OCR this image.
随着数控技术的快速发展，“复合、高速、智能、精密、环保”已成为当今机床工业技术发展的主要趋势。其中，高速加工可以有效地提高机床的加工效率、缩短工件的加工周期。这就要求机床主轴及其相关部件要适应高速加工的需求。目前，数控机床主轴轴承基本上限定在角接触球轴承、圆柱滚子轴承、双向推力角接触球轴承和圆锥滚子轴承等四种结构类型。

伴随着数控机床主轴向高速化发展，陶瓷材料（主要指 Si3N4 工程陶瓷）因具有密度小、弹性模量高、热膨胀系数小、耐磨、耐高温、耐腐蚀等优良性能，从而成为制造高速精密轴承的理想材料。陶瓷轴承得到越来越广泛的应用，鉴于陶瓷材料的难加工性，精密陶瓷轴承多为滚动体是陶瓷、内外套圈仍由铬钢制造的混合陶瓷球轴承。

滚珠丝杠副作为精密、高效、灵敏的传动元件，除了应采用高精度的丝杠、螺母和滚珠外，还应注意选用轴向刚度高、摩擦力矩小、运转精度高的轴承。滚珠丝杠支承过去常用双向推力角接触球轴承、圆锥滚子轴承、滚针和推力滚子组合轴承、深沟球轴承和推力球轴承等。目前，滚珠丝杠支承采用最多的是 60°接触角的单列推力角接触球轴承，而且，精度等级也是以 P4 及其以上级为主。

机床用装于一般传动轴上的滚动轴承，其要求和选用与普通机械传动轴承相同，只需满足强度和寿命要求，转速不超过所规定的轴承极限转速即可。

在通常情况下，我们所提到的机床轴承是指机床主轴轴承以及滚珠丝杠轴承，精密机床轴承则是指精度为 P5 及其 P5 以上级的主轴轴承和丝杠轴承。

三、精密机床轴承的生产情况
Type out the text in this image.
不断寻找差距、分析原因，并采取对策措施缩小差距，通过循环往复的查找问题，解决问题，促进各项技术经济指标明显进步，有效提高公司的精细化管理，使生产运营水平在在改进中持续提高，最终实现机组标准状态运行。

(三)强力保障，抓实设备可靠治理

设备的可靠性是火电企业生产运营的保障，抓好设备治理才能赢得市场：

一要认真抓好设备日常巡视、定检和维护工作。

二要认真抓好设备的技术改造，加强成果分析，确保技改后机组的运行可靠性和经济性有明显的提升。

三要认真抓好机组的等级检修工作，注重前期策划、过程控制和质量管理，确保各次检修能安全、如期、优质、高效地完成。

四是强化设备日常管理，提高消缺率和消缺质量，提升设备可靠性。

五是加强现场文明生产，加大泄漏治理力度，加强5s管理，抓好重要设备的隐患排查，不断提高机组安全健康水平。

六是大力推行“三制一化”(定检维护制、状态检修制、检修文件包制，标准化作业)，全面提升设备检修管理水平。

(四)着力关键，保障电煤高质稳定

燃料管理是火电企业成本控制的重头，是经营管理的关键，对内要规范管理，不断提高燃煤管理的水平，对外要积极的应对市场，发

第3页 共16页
********************
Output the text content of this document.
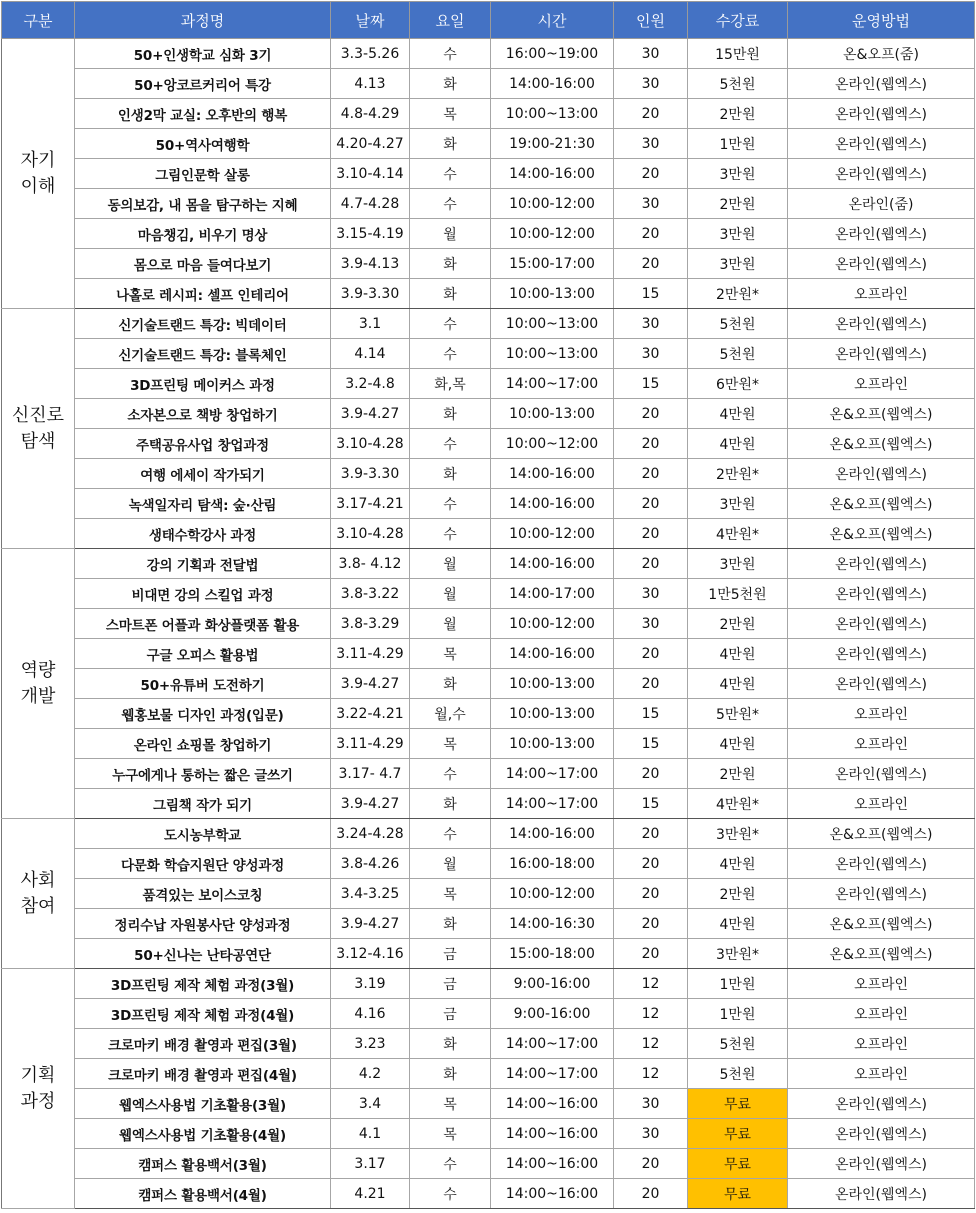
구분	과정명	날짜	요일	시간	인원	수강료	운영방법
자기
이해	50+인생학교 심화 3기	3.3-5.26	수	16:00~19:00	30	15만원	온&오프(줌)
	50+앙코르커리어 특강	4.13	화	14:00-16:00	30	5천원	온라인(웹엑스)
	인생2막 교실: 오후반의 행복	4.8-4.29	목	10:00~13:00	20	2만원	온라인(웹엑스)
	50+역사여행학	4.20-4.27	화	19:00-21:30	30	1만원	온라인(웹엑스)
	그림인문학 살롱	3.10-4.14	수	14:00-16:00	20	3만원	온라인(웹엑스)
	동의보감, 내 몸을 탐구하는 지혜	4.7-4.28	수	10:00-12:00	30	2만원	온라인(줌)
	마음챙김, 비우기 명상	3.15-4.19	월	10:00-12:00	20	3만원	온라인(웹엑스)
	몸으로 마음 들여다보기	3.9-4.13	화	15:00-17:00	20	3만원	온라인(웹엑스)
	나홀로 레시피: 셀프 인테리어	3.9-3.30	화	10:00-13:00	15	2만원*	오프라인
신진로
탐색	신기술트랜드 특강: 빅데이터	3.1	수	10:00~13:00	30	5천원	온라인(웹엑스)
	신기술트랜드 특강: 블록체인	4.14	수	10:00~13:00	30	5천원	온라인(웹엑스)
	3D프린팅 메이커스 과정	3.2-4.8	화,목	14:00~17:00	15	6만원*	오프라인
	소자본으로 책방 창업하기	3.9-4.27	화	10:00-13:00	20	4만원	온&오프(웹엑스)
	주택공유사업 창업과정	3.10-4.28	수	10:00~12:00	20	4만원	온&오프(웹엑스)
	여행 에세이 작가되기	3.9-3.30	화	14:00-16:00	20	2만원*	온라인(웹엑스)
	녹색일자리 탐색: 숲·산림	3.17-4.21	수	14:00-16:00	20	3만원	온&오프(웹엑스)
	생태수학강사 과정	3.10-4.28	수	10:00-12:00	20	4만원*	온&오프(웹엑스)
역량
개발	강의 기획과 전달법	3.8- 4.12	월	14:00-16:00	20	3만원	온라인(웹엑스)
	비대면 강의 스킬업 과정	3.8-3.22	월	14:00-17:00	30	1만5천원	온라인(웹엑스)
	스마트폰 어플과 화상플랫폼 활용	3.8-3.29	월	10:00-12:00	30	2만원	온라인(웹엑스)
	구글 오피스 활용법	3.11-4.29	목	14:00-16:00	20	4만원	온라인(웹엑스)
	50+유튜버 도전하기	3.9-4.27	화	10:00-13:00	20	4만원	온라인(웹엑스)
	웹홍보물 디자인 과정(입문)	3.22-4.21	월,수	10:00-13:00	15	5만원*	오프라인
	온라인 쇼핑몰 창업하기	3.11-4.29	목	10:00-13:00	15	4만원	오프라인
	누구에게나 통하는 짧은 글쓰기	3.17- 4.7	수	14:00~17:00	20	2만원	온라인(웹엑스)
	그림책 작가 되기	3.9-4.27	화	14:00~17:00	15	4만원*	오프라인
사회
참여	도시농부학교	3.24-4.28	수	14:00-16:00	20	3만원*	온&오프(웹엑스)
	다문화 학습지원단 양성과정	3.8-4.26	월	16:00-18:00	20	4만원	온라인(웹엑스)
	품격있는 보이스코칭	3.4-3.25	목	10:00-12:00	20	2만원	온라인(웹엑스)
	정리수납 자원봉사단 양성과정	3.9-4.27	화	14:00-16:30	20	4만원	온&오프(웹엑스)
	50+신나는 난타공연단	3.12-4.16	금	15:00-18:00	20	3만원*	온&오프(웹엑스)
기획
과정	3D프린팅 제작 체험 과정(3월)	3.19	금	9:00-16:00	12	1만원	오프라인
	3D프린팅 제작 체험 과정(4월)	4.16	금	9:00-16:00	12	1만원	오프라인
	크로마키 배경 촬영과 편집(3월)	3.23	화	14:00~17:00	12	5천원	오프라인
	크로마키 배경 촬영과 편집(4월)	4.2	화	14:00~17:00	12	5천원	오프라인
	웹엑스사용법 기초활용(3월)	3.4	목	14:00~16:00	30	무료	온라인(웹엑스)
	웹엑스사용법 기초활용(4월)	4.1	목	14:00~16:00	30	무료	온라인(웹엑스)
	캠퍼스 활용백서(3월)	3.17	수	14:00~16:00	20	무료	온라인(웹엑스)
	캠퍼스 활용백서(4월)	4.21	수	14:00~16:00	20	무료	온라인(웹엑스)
********************
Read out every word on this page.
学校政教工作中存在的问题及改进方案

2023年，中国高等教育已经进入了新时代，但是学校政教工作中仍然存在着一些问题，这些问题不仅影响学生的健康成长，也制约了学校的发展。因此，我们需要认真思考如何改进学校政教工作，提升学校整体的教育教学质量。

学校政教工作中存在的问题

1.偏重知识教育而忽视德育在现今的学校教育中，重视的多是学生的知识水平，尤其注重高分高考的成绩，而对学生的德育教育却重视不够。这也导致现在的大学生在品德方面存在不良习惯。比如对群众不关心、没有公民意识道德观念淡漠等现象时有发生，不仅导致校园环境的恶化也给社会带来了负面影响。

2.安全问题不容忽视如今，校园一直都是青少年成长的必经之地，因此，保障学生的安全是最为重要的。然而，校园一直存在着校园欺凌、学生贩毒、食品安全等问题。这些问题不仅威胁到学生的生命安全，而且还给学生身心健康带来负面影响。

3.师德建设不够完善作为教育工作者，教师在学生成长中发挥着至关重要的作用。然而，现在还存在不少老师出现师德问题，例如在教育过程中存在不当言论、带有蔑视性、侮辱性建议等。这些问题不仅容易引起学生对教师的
********************
OBJECTIVE = Extract every line above that contains the word "기초활용".

COMPLETE ANSWER =
	웹엑스사용법 기초활용(3월)	3.4	목	14:00~16:00	30	무료	온라인(웹엑스)
	웹엑스사용법 기초활용(4월)	4.1	목	14:00~16:00	30	무료	온라인(웹엑스)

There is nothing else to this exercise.